REQUIREMENT:
Exactly how many lines of the data below include the string "Tafel"? State the number and nothing more.

INFORMATION SUPPLIED:

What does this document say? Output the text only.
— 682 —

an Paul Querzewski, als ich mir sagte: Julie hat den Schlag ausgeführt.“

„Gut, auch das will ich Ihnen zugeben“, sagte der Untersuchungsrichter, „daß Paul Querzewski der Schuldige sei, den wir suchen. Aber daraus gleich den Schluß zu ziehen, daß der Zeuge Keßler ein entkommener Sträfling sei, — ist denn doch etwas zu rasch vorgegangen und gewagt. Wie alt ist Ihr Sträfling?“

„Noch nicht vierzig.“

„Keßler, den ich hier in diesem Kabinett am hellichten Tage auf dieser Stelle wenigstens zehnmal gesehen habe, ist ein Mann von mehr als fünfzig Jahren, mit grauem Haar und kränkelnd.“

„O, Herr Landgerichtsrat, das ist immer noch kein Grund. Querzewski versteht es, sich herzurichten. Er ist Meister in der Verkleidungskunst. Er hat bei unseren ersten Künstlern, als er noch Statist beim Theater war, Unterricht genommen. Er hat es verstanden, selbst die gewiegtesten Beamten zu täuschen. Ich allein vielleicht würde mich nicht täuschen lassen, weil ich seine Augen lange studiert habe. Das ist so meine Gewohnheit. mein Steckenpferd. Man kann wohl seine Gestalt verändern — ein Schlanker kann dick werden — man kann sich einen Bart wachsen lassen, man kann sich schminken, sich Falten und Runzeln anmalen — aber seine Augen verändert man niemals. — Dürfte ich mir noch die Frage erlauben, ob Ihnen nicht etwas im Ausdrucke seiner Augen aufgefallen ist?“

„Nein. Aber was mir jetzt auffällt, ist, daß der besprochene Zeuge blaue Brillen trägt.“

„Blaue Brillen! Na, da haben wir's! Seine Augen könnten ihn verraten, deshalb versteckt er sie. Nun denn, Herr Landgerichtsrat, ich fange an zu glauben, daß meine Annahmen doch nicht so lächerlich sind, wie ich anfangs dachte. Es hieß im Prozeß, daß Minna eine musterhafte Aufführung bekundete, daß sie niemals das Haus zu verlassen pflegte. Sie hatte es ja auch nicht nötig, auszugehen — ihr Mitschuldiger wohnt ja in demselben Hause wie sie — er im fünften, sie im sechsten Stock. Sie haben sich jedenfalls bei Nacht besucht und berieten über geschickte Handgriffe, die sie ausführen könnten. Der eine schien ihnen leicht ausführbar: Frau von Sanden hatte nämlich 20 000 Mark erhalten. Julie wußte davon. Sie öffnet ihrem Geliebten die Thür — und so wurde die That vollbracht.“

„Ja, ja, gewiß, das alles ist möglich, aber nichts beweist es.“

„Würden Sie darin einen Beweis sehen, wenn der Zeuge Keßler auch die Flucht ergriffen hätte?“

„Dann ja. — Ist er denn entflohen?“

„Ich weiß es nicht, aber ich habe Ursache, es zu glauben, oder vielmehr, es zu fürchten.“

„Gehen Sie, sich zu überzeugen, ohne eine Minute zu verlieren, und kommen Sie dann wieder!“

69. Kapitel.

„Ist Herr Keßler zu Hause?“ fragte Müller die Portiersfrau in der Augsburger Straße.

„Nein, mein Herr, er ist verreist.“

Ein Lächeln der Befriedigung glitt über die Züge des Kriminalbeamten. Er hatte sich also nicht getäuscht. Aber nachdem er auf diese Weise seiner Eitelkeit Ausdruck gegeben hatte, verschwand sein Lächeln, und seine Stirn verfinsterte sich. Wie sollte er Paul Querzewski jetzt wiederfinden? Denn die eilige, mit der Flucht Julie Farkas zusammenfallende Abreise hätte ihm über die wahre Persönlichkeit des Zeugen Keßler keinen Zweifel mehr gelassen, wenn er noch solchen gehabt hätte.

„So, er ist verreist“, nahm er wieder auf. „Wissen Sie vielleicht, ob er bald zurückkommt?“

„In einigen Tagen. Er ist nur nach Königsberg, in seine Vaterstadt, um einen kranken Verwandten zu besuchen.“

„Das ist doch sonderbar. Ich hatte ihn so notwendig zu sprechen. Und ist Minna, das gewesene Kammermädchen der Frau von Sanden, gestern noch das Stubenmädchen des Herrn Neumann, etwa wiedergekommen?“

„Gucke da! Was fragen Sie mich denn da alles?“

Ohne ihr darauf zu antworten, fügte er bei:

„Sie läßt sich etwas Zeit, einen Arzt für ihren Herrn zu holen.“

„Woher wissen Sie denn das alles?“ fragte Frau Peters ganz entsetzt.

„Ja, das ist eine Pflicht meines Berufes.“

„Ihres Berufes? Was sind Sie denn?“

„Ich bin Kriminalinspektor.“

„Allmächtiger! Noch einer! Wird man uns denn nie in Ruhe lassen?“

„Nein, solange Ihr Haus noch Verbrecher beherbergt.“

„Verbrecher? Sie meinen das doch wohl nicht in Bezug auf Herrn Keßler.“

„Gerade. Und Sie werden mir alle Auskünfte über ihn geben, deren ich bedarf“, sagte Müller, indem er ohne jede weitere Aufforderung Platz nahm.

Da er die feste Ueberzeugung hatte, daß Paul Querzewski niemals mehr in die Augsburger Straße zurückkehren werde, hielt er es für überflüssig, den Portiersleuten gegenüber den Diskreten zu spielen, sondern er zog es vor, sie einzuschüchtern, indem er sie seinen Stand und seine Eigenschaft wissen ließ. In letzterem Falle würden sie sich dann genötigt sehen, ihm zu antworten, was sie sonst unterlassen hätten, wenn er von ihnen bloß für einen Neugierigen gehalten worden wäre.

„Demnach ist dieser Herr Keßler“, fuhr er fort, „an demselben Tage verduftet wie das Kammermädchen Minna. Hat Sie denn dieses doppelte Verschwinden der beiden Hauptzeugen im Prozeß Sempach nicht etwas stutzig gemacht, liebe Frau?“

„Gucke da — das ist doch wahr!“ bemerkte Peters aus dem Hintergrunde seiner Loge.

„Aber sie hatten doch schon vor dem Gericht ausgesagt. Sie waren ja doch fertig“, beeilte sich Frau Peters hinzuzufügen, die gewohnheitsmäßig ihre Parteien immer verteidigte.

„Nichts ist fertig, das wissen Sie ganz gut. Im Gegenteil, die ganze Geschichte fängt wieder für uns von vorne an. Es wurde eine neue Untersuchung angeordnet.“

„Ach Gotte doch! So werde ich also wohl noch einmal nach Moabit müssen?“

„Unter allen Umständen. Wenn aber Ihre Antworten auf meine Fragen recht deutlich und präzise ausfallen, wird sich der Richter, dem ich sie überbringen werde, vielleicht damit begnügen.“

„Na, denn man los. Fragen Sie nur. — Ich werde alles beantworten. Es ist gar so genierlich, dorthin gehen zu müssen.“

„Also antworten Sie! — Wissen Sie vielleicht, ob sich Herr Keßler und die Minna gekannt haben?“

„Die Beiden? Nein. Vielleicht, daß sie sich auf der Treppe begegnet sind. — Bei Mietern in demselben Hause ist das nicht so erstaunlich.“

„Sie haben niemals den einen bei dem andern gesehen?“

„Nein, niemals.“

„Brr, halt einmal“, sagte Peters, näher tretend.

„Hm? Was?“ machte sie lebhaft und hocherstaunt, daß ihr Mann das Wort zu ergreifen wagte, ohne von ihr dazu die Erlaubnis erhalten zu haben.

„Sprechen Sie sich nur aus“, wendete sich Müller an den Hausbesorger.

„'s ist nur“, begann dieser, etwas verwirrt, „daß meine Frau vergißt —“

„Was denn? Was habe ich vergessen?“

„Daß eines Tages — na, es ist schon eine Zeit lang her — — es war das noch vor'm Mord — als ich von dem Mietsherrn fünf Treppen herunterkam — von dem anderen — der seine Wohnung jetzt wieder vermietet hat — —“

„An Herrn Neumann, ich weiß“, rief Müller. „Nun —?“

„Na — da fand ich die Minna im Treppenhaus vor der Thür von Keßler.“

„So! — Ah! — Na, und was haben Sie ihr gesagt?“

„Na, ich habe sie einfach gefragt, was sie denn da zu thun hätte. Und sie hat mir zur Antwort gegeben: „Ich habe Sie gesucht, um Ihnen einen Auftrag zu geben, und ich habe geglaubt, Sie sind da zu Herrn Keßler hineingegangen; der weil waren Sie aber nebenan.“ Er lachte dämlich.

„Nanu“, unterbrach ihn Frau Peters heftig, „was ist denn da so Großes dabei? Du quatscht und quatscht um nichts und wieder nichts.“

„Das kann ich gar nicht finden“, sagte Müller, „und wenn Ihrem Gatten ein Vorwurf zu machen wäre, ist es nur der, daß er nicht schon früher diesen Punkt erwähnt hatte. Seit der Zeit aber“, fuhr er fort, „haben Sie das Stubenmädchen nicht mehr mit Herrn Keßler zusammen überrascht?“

---

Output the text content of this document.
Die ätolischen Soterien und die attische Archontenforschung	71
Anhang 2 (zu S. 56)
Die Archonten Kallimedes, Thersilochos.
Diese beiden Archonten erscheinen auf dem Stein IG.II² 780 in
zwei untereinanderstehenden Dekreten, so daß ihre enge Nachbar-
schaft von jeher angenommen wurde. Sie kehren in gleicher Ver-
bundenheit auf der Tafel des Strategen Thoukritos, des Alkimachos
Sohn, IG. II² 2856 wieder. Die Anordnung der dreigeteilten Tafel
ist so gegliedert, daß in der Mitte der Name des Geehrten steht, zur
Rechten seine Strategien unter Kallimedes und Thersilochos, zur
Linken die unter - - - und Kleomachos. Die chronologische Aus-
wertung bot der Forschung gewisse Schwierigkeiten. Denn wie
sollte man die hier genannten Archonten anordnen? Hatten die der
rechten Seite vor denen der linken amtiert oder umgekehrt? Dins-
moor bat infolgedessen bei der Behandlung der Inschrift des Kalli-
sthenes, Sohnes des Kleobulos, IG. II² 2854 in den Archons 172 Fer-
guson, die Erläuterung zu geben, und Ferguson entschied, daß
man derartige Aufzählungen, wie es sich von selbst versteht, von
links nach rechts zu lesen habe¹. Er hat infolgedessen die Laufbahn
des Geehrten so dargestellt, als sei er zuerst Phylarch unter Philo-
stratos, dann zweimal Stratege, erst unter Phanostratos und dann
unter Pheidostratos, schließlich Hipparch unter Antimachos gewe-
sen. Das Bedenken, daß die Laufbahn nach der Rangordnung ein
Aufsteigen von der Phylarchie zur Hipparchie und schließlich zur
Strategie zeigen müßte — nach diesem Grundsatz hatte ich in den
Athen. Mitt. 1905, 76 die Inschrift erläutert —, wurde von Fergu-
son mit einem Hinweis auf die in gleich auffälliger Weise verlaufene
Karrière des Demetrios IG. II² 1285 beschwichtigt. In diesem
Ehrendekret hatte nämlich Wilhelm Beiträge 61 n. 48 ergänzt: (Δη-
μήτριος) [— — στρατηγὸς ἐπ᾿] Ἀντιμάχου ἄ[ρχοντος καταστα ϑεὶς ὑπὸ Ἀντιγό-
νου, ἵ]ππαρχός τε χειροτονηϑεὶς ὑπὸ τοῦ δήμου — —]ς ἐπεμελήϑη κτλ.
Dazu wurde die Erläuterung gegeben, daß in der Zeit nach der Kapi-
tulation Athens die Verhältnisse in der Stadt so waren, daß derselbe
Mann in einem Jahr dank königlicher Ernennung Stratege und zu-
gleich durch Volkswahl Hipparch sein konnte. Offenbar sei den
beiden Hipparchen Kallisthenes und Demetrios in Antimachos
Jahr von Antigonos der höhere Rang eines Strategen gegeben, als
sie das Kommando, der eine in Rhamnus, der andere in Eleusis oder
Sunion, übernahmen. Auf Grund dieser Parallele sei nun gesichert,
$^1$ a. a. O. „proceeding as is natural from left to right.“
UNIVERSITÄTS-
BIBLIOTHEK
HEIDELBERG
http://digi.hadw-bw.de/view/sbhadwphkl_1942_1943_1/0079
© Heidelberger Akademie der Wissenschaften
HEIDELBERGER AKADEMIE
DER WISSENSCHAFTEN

RESPONSE TO THE TASK:
2